## Information shown
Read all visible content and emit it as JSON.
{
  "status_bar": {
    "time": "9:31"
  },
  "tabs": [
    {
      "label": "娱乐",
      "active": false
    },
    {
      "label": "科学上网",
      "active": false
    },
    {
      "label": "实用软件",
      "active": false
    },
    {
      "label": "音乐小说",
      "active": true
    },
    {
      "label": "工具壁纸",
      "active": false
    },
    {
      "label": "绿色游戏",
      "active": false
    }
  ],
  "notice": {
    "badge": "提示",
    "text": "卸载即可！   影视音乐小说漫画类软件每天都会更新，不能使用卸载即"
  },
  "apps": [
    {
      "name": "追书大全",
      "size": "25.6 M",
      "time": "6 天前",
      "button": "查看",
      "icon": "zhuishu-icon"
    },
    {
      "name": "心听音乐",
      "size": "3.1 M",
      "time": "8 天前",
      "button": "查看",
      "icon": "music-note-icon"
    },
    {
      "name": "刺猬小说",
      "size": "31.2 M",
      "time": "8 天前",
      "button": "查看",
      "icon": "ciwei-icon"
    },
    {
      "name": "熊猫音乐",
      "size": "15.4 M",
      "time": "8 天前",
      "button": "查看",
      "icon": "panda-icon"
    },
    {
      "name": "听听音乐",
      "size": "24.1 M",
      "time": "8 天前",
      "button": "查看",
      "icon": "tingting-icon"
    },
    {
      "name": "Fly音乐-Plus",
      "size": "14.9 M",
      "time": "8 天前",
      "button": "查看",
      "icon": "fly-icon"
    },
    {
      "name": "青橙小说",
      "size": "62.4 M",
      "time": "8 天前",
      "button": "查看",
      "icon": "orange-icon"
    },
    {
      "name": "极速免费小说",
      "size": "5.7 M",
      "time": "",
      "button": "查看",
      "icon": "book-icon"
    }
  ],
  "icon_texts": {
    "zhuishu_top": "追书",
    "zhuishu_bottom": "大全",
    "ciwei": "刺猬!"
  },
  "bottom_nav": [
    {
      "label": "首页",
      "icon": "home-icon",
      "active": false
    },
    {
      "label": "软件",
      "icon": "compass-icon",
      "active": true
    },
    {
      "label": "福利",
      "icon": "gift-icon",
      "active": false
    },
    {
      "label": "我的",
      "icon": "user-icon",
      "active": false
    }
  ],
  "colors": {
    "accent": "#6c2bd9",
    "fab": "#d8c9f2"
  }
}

## What you have to do
Using the data above, repeat every line exactly.

## Problem solution
Read all visible content and emit it as JSON.
{
  "status_bar": {
    "time": "9:31"
  },
  "tabs": [
    {
      "label": "娱乐",
      "active": false
    },
    {
      "label": "科学上网",
      "active": false
    },
    {
      "label": "实用软件",
      "active": false
    },
    {
      "label": "音乐小说",
      "active": true
    },
    {
      "label": "工具壁纸",
      "active": false
    },
    {
      "label": "绿色游戏",
      "active": false
    }
  ],
  "notice": {
    "badge": "提示",
    "text": "卸载即可！   影视音乐小说漫画类软件每天都会更新，不能使用卸载即"
  },
  "apps": [
    {
      "name": "追书大全",
      "size": "25.6 M",
      "time": "6 天前",
      "button": "查看",
      "icon": "zhuishu-icon"
    },
    {
      "name": "心听音乐",
      "size": "3.1 M",
      "time": "8 天前",
      "button": "查看",
      "icon": "music-note-icon"
    },
    {
      "name": "刺猬小说",
      "size": "31.2 M",
      "time": "8 天前",
      "button": "查看",
      "icon": "ciwei-icon"
    },
    {
      "name": "熊猫音乐",
      "size": "15.4 M",
      "time": "8 天前",
      "button": "查看",
      "icon": "panda-icon"
    },
    {
      "name": "听听音乐",
      "size": "24.1 M",
      "time": "8 天前",
      "button": "查看",
      "icon": "tingting-icon"
    },
    {
      "name": "Fly音乐-Plus",
      "size": "14.9 M",
      "time": "8 天前",
      "button": "查看",
      "icon": "fly-icon"
    },
    {
      "name": "青橙小说",
      "size": "62.4 M",
      "time": "8 天前",
      "button": "查看",
      "icon": "orange-icon"
    },
    {
      "name": "极速免费小说",
      "size": "5.7 M",
      "time": "",
      "button": "查看",
      "icon": "book-icon"
    }
  ],
  "icon_texts": {
    "zhuishu_top": "追书",
    "zhuishu_bottom": "大全",
    "ciwei": "刺猬!"
  },
  "bottom_nav": [
    {
      "label": "首页",
      "icon": "home-icon",
      "active": false
    },
    {
      "label": "软件",
      "icon": "compass-icon",
      "active": true
    },
    {
      "label": "福利",
      "icon": "gift-icon",
      "active": false
    },
    {
      "label": "我的",
      "icon": "user-icon",
      "active": false
    }
  ],
  "colors": {
    "accent": "#6c2bd9",
    "fab": "#d8c9f2"
  }
}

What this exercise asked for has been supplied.